------ RAW RECORDS

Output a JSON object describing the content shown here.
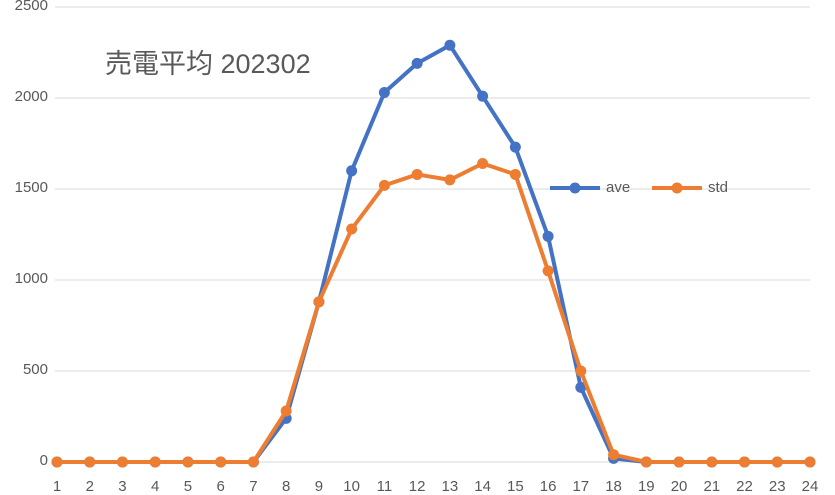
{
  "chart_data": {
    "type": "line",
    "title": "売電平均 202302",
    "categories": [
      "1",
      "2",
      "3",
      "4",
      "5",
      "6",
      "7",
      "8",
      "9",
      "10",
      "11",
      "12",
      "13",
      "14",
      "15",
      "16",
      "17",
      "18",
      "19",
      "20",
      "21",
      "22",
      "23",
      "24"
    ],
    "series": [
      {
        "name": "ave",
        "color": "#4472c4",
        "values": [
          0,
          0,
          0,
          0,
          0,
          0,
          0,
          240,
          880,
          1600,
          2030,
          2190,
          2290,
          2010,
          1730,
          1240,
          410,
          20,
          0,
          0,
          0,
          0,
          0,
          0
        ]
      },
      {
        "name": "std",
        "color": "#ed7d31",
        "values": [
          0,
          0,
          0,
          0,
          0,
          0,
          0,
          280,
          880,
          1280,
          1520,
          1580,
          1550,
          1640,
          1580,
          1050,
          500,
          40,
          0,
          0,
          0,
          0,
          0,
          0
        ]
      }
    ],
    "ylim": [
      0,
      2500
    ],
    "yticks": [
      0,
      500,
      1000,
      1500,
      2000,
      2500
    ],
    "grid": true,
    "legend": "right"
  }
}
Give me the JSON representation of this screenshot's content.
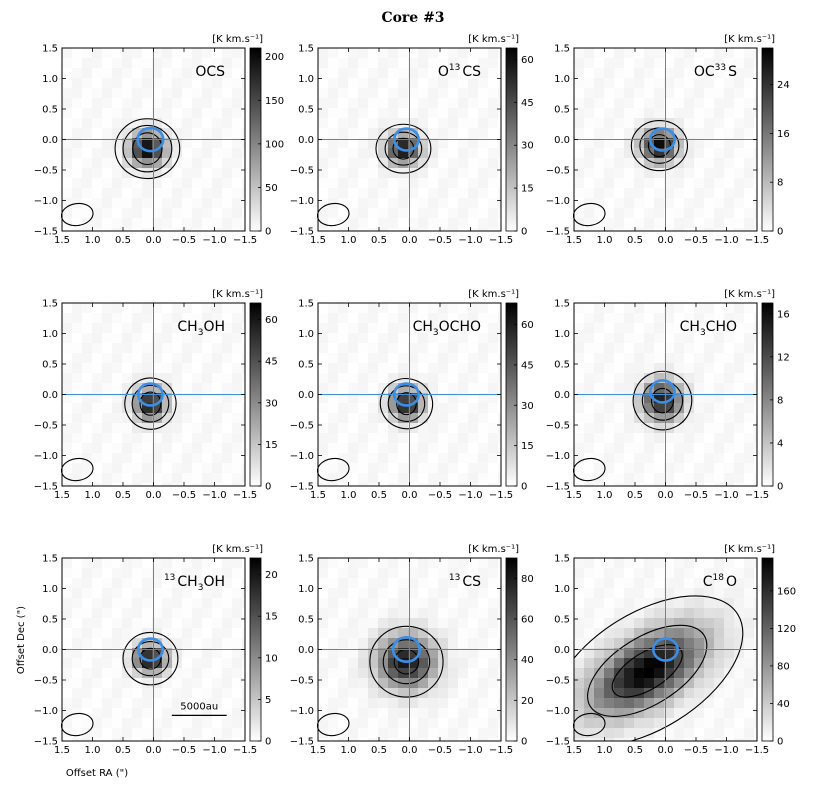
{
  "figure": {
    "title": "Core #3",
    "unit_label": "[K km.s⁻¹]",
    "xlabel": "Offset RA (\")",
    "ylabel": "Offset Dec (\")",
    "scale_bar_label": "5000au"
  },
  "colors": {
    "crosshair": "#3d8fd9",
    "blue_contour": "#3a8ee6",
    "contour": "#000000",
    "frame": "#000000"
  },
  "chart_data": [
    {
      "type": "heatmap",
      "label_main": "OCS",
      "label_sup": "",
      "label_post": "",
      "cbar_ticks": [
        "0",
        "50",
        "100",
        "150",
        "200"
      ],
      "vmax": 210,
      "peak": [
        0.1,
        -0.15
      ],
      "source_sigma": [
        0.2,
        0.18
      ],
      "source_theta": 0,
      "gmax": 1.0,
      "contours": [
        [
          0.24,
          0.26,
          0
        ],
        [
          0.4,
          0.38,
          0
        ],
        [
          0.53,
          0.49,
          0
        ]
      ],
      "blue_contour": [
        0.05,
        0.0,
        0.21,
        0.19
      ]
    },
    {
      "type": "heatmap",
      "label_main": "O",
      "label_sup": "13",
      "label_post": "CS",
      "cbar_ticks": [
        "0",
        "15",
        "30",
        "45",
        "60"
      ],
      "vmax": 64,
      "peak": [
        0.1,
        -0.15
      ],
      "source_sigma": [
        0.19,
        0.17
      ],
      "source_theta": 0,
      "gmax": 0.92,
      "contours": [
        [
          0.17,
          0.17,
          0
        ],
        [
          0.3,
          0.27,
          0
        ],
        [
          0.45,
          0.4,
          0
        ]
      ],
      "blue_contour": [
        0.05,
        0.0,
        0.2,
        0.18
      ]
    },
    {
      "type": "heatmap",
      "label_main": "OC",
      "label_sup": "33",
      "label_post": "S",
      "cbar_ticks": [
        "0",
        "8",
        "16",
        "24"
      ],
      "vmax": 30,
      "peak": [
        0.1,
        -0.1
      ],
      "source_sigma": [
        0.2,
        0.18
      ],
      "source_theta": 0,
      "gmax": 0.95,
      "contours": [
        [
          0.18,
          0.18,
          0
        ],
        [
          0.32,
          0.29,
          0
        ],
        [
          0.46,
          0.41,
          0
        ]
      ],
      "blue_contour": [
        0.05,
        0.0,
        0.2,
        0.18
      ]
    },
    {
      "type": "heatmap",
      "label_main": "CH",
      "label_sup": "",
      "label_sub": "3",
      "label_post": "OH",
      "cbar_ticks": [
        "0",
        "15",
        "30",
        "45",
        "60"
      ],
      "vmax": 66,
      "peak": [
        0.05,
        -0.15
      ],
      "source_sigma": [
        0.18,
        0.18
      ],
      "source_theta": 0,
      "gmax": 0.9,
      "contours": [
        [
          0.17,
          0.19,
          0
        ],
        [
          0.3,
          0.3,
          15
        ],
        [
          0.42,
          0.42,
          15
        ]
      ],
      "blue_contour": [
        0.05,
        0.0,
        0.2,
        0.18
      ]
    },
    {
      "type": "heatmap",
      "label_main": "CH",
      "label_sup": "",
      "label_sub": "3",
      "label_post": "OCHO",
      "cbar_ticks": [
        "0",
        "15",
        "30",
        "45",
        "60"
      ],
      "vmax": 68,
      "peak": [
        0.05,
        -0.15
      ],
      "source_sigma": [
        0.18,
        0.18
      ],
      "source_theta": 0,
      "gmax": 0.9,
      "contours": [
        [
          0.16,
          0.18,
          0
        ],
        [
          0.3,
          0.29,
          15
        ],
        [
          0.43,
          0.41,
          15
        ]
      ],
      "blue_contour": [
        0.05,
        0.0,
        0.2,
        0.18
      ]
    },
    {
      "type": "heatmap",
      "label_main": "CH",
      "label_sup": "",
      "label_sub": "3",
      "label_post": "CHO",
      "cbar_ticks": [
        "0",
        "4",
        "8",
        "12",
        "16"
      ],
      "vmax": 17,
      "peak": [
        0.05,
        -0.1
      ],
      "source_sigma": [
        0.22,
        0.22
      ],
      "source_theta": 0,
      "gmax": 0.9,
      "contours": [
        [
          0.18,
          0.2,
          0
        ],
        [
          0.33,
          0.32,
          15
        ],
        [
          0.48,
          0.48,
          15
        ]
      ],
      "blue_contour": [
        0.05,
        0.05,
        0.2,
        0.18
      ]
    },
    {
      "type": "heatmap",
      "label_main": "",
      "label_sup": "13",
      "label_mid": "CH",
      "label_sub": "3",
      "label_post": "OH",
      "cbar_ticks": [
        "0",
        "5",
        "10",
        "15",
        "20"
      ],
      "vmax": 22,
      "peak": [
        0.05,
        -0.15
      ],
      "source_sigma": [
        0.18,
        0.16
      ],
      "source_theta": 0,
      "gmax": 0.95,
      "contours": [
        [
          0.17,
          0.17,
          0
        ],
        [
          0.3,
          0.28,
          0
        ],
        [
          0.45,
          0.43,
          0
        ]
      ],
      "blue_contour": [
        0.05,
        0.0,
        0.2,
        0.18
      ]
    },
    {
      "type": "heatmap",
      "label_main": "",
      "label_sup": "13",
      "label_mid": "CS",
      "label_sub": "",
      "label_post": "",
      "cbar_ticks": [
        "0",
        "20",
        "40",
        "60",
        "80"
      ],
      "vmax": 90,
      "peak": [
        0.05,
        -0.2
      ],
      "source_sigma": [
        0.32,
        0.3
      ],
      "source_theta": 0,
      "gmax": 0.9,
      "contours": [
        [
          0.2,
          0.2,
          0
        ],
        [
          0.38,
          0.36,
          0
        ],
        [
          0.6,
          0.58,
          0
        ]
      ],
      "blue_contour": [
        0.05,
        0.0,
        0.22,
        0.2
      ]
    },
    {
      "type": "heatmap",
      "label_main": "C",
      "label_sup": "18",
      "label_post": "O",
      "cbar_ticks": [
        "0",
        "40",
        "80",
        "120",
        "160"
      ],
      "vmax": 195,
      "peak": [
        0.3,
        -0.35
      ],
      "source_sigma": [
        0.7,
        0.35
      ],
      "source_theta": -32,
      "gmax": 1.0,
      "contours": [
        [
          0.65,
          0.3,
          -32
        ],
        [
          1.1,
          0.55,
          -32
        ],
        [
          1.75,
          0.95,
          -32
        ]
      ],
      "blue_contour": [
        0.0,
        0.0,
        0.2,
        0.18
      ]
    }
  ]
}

------------

### SHORT TASK
Give only the number of lines in the material above that hold the word "content".

### WORKED ANSWER
2